Pull out every line below that holds the word "page".

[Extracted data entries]
================================

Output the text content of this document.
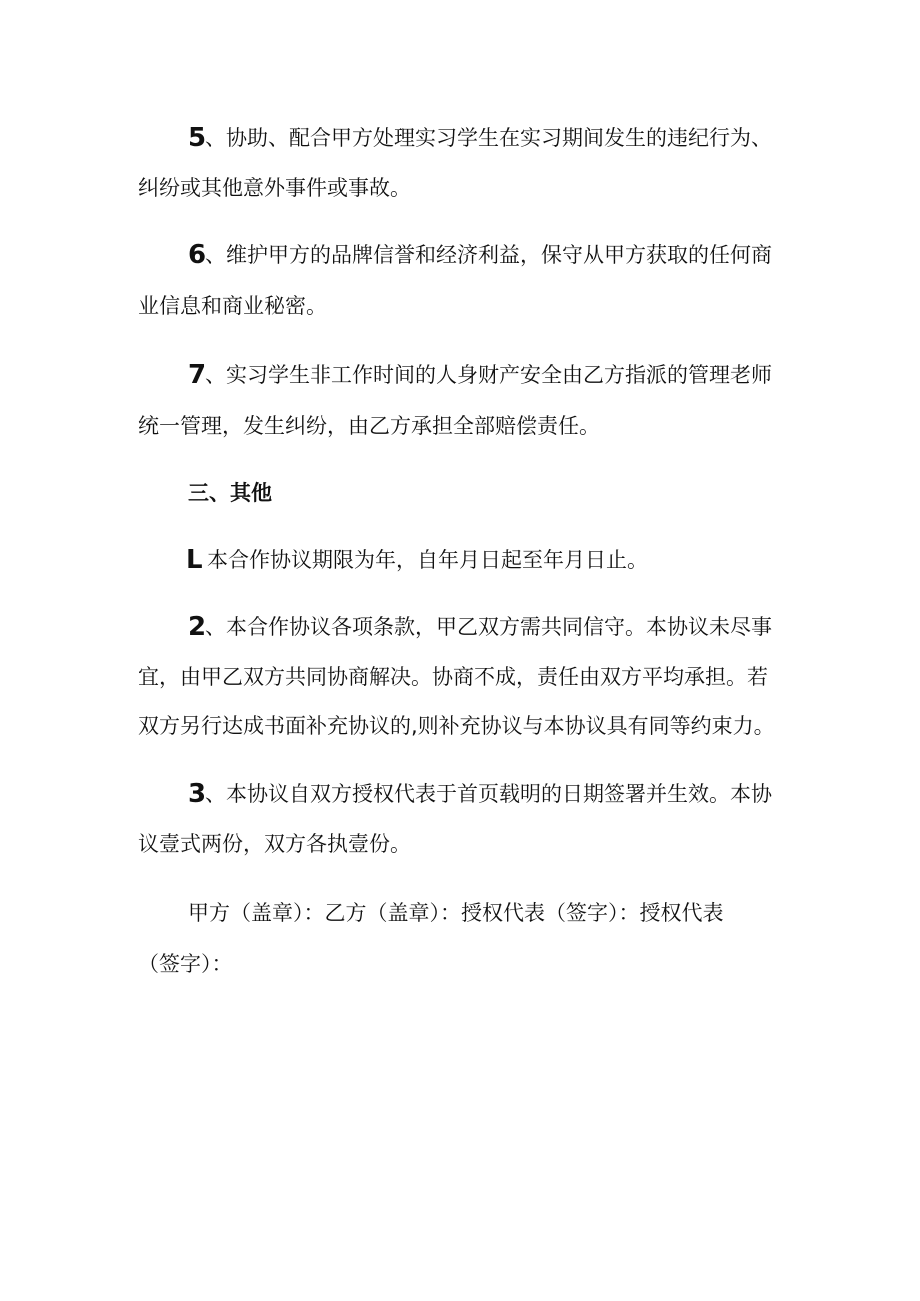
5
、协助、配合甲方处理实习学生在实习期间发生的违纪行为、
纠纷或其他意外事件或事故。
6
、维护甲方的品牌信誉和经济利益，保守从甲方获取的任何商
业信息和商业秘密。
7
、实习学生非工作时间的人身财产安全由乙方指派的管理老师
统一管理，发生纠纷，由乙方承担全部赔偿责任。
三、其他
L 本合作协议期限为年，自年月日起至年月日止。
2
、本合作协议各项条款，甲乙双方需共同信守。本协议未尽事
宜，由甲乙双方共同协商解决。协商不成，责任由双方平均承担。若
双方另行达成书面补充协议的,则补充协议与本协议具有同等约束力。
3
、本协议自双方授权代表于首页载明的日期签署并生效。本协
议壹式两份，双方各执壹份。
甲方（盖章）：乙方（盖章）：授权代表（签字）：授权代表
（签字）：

================================

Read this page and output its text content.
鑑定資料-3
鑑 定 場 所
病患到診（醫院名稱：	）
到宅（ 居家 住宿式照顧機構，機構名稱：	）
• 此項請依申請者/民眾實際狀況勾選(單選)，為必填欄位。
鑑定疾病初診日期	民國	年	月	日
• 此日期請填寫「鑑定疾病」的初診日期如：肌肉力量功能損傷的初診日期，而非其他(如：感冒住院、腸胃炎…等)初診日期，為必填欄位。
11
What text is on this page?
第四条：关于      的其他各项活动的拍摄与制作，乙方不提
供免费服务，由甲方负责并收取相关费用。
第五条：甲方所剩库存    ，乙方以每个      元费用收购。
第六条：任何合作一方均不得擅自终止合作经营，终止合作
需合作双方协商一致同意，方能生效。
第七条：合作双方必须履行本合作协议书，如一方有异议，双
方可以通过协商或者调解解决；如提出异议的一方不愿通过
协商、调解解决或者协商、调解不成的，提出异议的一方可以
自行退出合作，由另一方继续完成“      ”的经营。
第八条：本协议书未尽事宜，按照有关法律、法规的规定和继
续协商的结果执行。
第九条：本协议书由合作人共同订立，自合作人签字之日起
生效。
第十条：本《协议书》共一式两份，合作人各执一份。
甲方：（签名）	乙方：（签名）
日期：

================================

_Correct answer:_
Read this page and output its text content.
What text is on this page?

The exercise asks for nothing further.